:: Given instruction ::
Return the entries below in their exact form, leaving the pictures out.

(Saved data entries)

◆ ◆ ◆ ◆ ◆ ◆ ◆

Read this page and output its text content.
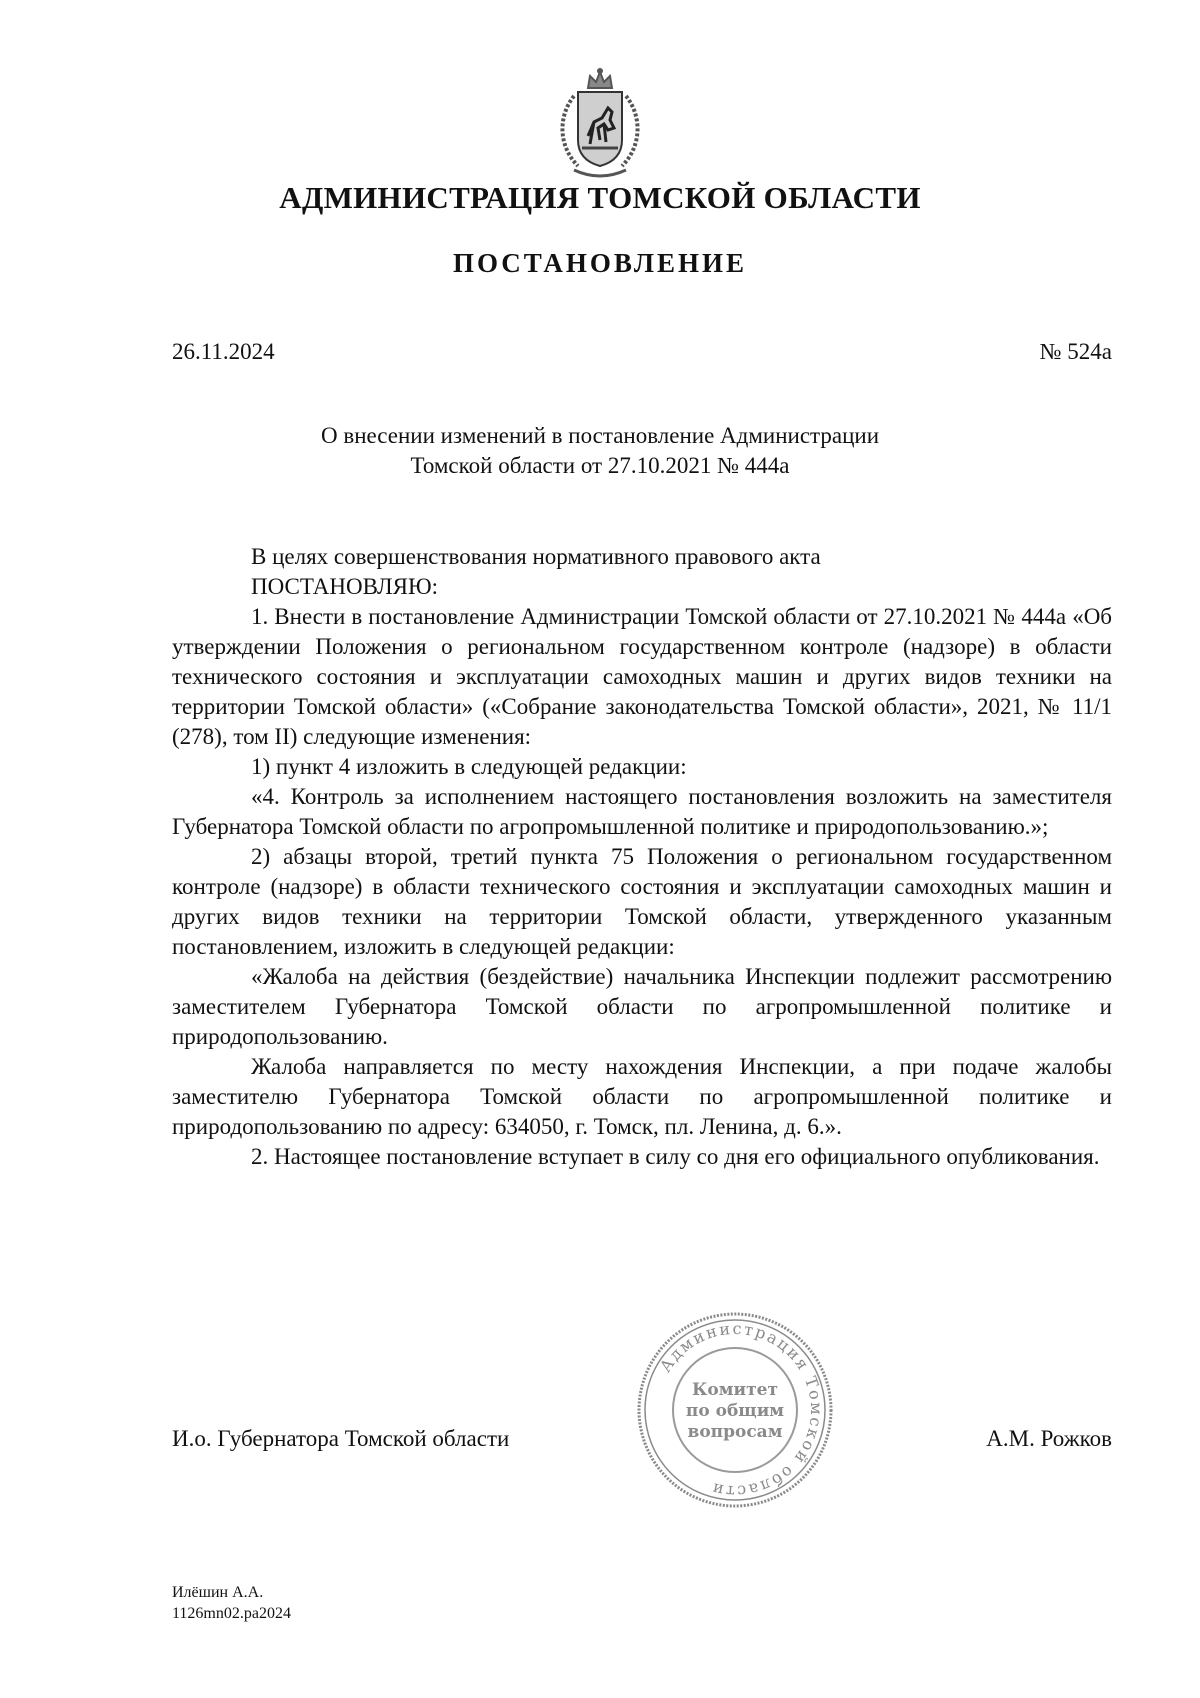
АДМИНИСТРАЦИЯ ТОМСКОЙ ОБЛАСТИ
ПОСТАНОВЛЕНИЕ
26.11.2024	№ 524а
О внесении изменений в постановление Администрации
Томской области от 27.10.2021 № 444а

В целях совершенствования нормативного правового акта

ПОСТАНОВЛЯЮ:

1. Внести в постановление Администрации Томской области от 27.10.2021 № 444а «Об утверждении Положения о региональном государственном контроле (надзоре) в области технического состояния и эксплуатации самоходных машин и других видов техники на территории Томской области» («Собрание законодательства Томской области», 2021, № 11/1 (278), том II) следующие изменения:

1) пункт 4 изложить в следующей редакции:

«4. Контроль за исполнением настоящего постановления возложить на заместителя Губернатора Томской области по агропромышленной политике и природопользованию.»;

2) абзацы второй, третий пункта 75 Положения о региональном государственном контроле (надзоре) в области технического состояния и эксплуатации самоходных машин и других видов техники на территории Томской области, утвержденного указанным постановлением, изложить в следующей редакции:

«Жалоба на действия (бездействие) начальника Инспекции подлежит рассмотрению заместителем Губернатора Томской области по агропромышленной политике и природопользованию.

Жалоба направляется по месту нахождения Инспекции, а при подаче жалобы заместителю Губернатора Томской области по агропромышленной политике и природопользованию по адресу: 634050, г. Томск, пл. Ленина, д. 6.».

2. Настоящее постановление вступает в силу со дня его официального опубликования.

И.о. Губернатора Томской области
Администрация Томской области
Комитет
по общим
вопросам	А.М. Рожков
Илёшин А.А.
1126mn02.pa2024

◆ ◆ ◆ ◆ ◆ ◆ ◆

:: Solved problem ::
Read this page and output its text content.
АДМИНИСТРАЦИЯ ТОМСКОЙ ОБЛАСТИ
ПОСТАНОВЛЕНИЕ
26.11.2024	№ 524а
О внесении изменений в постановление Администрации
Томской области от 27.10.2021 № 444а

В целях совершенствования нормативного правового акта

ПОСТАНОВЛЯЮ:

1. Внести в постановление Администрации Томской области от 27.10.2021 № 444а «Об утверждении Положения о региональном государственном контроле (надзоре) в области технического состояния и эксплуатации самоходных машин и других видов техники на территории Томской области» («Собрание законодательства Томской области», 2021, № 11/1 (278), том II) следующие изменения:

1) пункт 4 изложить в следующей редакции:

«4. Контроль за исполнением настоящего постановления возложить на заместителя Губернатора Томской области по агропромышленной политике и природопользованию.»;

2) абзацы второй, третий пункта 75 Положения о региональном государственном контроле (надзоре) в области технического состояния и эксплуатации самоходных машин и других видов техники на территории Томской области, утвержденного указанным постановлением, изложить в следующей редакции:

«Жалоба на действия (бездействие) начальника Инспекции подлежит рассмотрению заместителем Губернатора Томской области по агропромышленной политике и природопользованию.

Жалоба направляется по месту нахождения Инспекции, а при подаче жалобы заместителю Губернатора Томской области по агропромышленной политике и природопользованию по адресу: 634050, г. Томск, пл. Ленина, д. 6.».

2. Настоящее постановление вступает в силу со дня его официального опубликования.

И.о. Губернатора Томской области
Администрация Томской области
Комитет
по общим
вопросам	А.М. Рожков
Илёшин А.А.
1126mn02.pa2024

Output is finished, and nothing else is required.